• **Stated task**
Copy out every line of the records where the string "bilateral" occurs.

· · ·

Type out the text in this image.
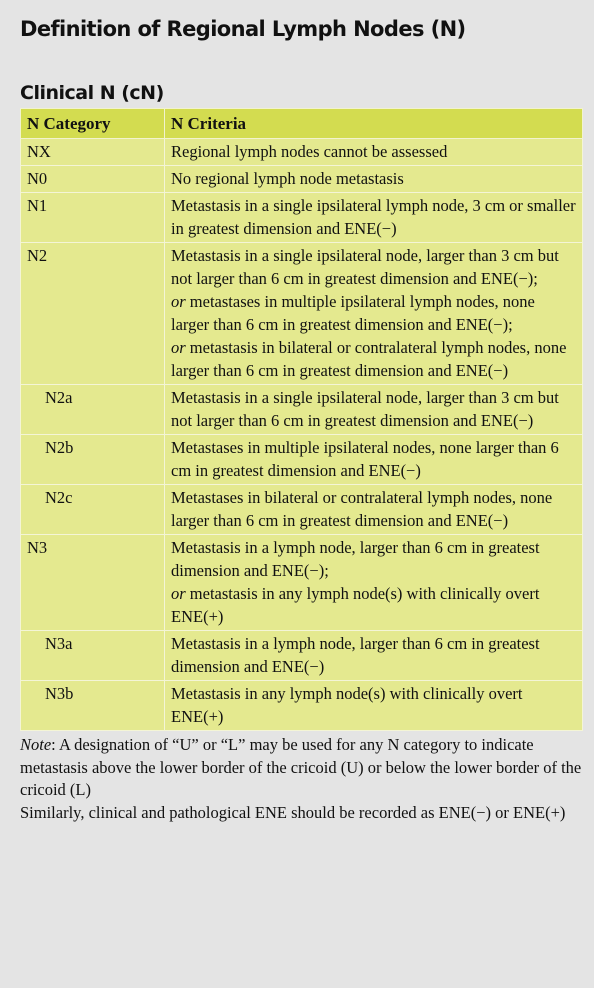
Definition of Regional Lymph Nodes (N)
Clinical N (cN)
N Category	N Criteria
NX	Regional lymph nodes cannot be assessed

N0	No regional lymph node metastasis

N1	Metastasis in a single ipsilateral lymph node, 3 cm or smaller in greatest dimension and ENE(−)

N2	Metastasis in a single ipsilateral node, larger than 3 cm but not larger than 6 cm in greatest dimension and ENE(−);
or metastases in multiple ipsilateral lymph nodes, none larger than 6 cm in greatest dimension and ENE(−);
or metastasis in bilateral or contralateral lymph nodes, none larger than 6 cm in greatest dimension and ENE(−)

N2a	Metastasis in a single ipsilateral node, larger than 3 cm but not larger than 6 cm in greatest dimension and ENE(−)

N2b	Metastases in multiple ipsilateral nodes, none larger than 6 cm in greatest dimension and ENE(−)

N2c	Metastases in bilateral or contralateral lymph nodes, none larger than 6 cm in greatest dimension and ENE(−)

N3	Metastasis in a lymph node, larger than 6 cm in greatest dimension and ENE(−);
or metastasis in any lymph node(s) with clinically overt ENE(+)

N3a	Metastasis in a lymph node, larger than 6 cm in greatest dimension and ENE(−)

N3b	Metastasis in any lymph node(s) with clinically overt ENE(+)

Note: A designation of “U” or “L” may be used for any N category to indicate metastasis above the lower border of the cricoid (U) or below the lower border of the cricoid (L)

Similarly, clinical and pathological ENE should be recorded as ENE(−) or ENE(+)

· · ·

• **Task response**
or metastasis in bilateral or contralateral lymph nodes, none larger than 6 cm in greatest dimension and ENE(−)
N2c	Metastases in bilateral or contralateral lymph nodes, none larger than 6 cm in greatest dimension and ENE(−)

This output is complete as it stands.